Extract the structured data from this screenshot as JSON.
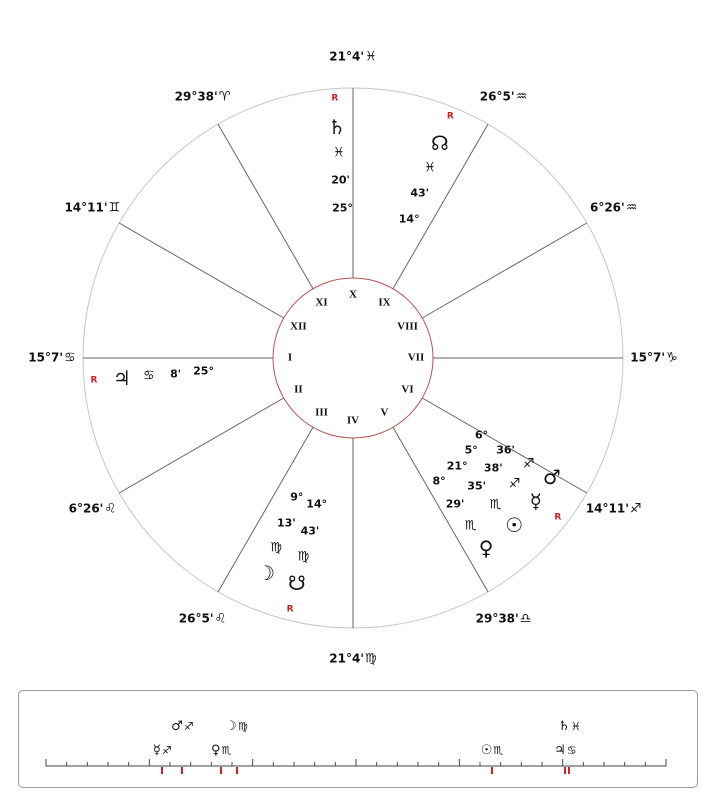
{
  "wheel": {
    "retro_label": "R",
    "cusps": [
      {
        "house": "I",
        "label": "15°7'",
        "sign": "♋",
        "angle": 180
      },
      {
        "house": "II",
        "label": "6°26'",
        "sign": "♌",
        "angle": 210
      },
      {
        "house": "III",
        "label": "26°5'",
        "sign": "♌",
        "angle": 240
      },
      {
        "house": "IV",
        "label": "21°4'",
        "sign": "♍",
        "angle": 270
      },
      {
        "house": "V",
        "label": "29°38'",
        "sign": "♎",
        "angle": 300
      },
      {
        "house": "VI",
        "label": "14°11'",
        "sign": "♐",
        "angle": 330
      },
      {
        "house": "VII",
        "label": "15°7'",
        "sign": "♑",
        "angle": 0
      },
      {
        "house": "VIII",
        "label": "6°26'",
        "sign": "♒",
        "angle": 30
      },
      {
        "house": "IX",
        "label": "26°5'",
        "sign": "♒",
        "angle": 60
      },
      {
        "house": "X",
        "label": "21°4'",
        "sign": "♓",
        "angle": 90
      },
      {
        "house": "XI",
        "label": "29°38'",
        "sign": "♈",
        "angle": 120
      },
      {
        "house": "XII",
        "label": "14°11'",
        "sign": "♊",
        "angle": 150
      }
    ],
    "planets": [
      {
        "name": "saturn",
        "glyph": "♄",
        "deg": "25°",
        "min": "20'",
        "sign": "♓",
        "retro": true,
        "angle": 94
      },
      {
        "name": "north-node",
        "glyph": "☊",
        "deg": "14°",
        "min": "43'",
        "sign": "♓",
        "retro": true,
        "angle": 68
      },
      {
        "name": "jupiter",
        "glyph": "♃",
        "deg": "25°",
        "min": "8'",
        "sign": "♋",
        "retro": true,
        "angle": 185
      },
      {
        "name": "moon",
        "glyph": "☽",
        "deg": "9°",
        "min": "13'",
        "sign": "♍",
        "retro": false,
        "angle": 248
      },
      {
        "name": "south-node",
        "glyph": "☋",
        "deg": "14°",
        "min": "43'",
        "sign": "♍",
        "retro": true,
        "angle": 256
      },
      {
        "name": "venus",
        "glyph": "♀",
        "deg": "8°",
        "min": "29'",
        "sign": "♏",
        "retro": false,
        "angle": 305
      },
      {
        "name": "sun",
        "glyph": "☉",
        "deg": "21°",
        "min": "35'",
        "sign": "♏",
        "retro": false,
        "angle": 314
      },
      {
        "name": "mercury",
        "glyph": "☿",
        "deg": "5°",
        "min": "38'",
        "sign": "♐",
        "retro": true,
        "angle": 322
      },
      {
        "name": "mars",
        "glyph": "♂",
        "deg": "6°",
        "min": "36'",
        "sign": "♐",
        "retro": false,
        "angle": 329
      }
    ]
  },
  "ruler": {
    "min": 0,
    "max": 30,
    "tick_step": 1,
    "major_step": 5,
    "planets": [
      {
        "name": "mercury",
        "glyph": "☿",
        "sign": "♐",
        "deg": 5.63,
        "row": "low"
      },
      {
        "name": "mars",
        "glyph": "♂",
        "sign": "♐",
        "deg": 6.6,
        "row": "high"
      },
      {
        "name": "venus",
        "glyph": "♀",
        "sign": "♏",
        "deg": 8.48,
        "row": "low"
      },
      {
        "name": "moon",
        "glyph": "☽",
        "sign": "♍",
        "deg": 9.22,
        "row": "high"
      },
      {
        "name": "sun",
        "glyph": "☉",
        "sign": "♏",
        "deg": 21.58,
        "row": "low"
      },
      {
        "name": "jupiter",
        "glyph": "♃",
        "sign": "♋",
        "deg": 25.13,
        "row": "low"
      },
      {
        "name": "saturn",
        "glyph": "♄",
        "sign": "♓",
        "deg": 25.33,
        "row": "high"
      }
    ]
  },
  "colors": {
    "retro": "#cc2222",
    "marker": "#cc2222",
    "inner_circle": "#b25555",
    "outer_circle": "#c6c6c6",
    "spoke": "#666666",
    "text": "#111111"
  }
}
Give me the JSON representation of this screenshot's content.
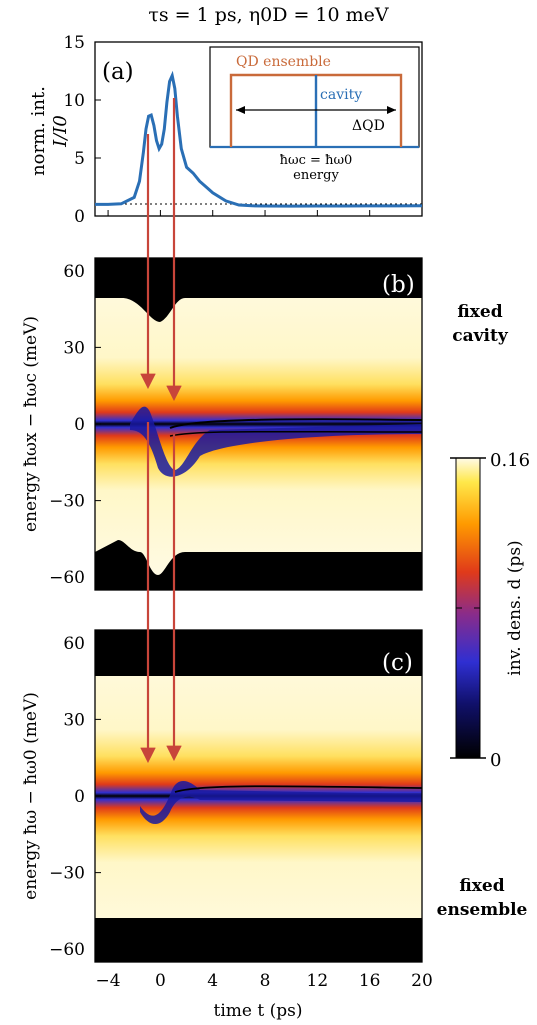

..............................

WHAT THE TASK ASKS:
Write out the listing above exactly as it stands, pictures excluded.

SOLUTION FOR THIS PROBLEM:
Extract the structured data from this screenshot as JSON.
{
  "wheel": {
    "retro_label": "R",
    "cusps": [
      {
        "house": "I",
        "label": "15°7'",
        "sign": "♋",
        "angle": 180
      },
      {
        "house": "II",
        "label": "6°26'",
        "sign": "♌",
        "angle": 210
      },
      {
        "house": "III",
        "label": "26°5'",
        "sign": "♌",
        "angle": 240
      },
      {
        "house": "IV",
        "label": "21°4'",
        "sign": "♍",
        "angle": 270
      },
      {
        "house": "V",
        "label": "29°38'",
        "sign": "♎",
        "angle": 300
      },
      {
        "house": "VI",
        "label": "14°11'",
        "sign": "♐",
        "angle": 330
      },
      {
        "house": "VII",
        "label": "15°7'",
        "sign": "♑",
        "angle": 0
      },
      {
        "house": "VIII",
        "label": "6°26'",
        "sign": "♒",
        "angle": 30
      },
      {
        "house": "IX",
        "label": "26°5'",
        "sign": "♒",
        "angle": 60
      },
      {
        "house": "X",
        "label": "21°4'",
        "sign": "♓",
        "angle": 90
      },
      {
        "house": "XI",
        "label": "29°38'",
        "sign": "♈",
        "angle": 120
      },
      {
        "house": "XII",
        "label": "14°11'",
        "sign": "♊",
        "angle": 150
      }
    ],
    "planets": [
      {
        "name": "saturn",
        "glyph": "♄",
        "deg": "25°",
        "min": "20'",
        "sign": "♓",
        "retro": true,
        "angle": 94
      },
      {
        "name": "north-node",
        "glyph": "☊",
        "deg": "14°",
        "min": "43'",
        "sign": "♓",
        "retro": true,
        "angle": 68
      },
      {
        "name": "jupiter",
        "glyph": "♃",
        "deg": "25°",
        "min": "8'",
        "sign": "♋",
        "retro": true,
        "angle": 185
      },
      {
        "name": "moon",
        "glyph": "☽",
        "deg": "9°",
        "min": "13'",
        "sign": "♍",
        "retro": false,
        "angle": 248
      },
      {
        "name": "south-node",
        "glyph": "☋",
        "deg": "14°",
        "min": "43'",
        "sign": "♍",
        "retro": true,
        "angle": 256
      },
      {
        "name": "venus",
        "glyph": "♀",
        "deg": "8°",
        "min": "29'",
        "sign": "♏",
        "retro": false,
        "angle": 305
      },
      {
        "name": "sun",
        "glyph": "☉",
        "deg": "21°",
        "min": "35'",
        "sign": "♏",
        "retro": false,
        "angle": 314
      },
      {
        "name": "mercury",
        "glyph": "☿",
        "deg": "5°",
        "min": "38'",
        "sign": "♐",
        "retro": true,
        "angle": 322
      },
      {
        "name": "mars",
        "glyph": "♂",
        "deg": "6°",
        "min": "36'",
        "sign": "♐",
        "retro": false,
        "angle": 329
      }
    ]
  },
  "ruler": {
    "min": 0,
    "max": 30,
    "tick_step": 1,
    "major_step": 5,
    "planets": [
      {
        "name": "mercury",
        "glyph": "☿",
        "sign": "♐",
        "deg": 5.63,
        "row": "low"
      },
      {
        "name": "mars",
        "glyph": "♂",
        "sign": "♐",
        "deg": 6.6,
        "row": "high"
      },
      {
        "name": "venus",
        "glyph": "♀",
        "sign": "♏",
        "deg": 8.48,
        "row": "low"
      },
      {
        "name": "moon",
        "glyph": "☽",
        "sign": "♍",
        "deg": 9.22,
        "row": "high"
      },
      {
        "name": "sun",
        "glyph": "☉",
        "sign": "♏",
        "deg": 21.58,
        "row": "low"
      },
      {
        "name": "jupiter",
        "glyph": "♃",
        "sign": "♋",
        "deg": 25.13,
        "row": "low"
      },
      {
        "name": "saturn",
        "glyph": "♄",
        "sign": "♓",
        "deg": 25.33,
        "row": "high"
      }
    ]
  },
  "colors": {
    "retro": "#cc2222",
    "marker": "#cc2222",
    "inner_circle": "#b25555",
    "outer_circle": "#c6c6c6",
    "spoke": "#666666",
    "text": "#111111"
  }
}
Give me the JSON representation of this screenshot's content.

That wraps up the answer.